**GIVEN TASK**
Find and return each line containing "Basel".

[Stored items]
____________

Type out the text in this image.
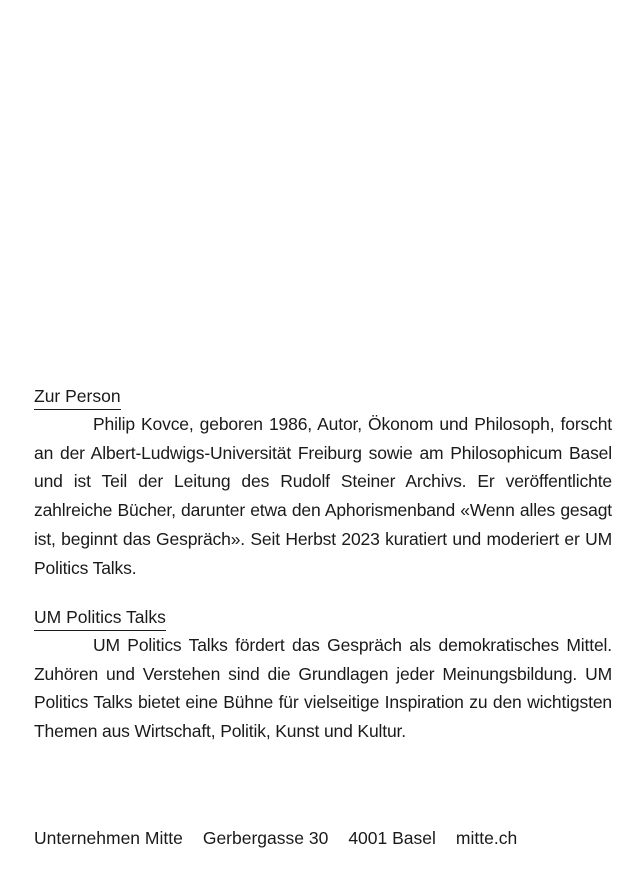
Zur Person

Philip Kovce, geboren 1986, Autor, Ökonom und Philosoph, forscht an der Albert-Ludwigs-Universität Freiburg sowie am Philosophicum Basel und ist Teil der Leitung des Rudolf Steiner Archivs. Er veröffentlichte zahlreiche Bücher, darunter etwa den Aphorismenband «Wenn alles gesagt ist, beginnt das Gespräch». Seit Herbst 2023 kuratiert und moderiert er UM Politics Talks.

UM Politics Talks

UM Politics Talks fördert das Gespräch als demokratisches Mittel. Zuhören und Verstehen sind die Grundlagen jeder Meinungsbildung. UM Politics Talks bietet eine Bühne für vielseitige Inspiration zu den wichtigsten Themen aus Wirtschaft, Politik, Kunst und Kultur.

Unternehmen Mitte Gerbergasse 30 4001 Basel mitte.ch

____________

**EXERCISE RESULT**
Philip Kovce, geboren 1986, Autor, Ökonom und Philosoph, forscht an der Albert-Ludwigs-Universität Freiburg sowie am Philosophicum Basel und ist Teil der Leitung des Rudolf Steiner Archivs. Er veröffentlichte zahlreiche Bücher, darunter etwa den Aphorismenband «Wenn alles gesagt ist, beginnt das Gespräch». Seit Herbst 2023 kuratiert und moderiert er UM Politics Talks.
Unternehmen Mitte Gerbergasse 30 4001 Basel mitte.ch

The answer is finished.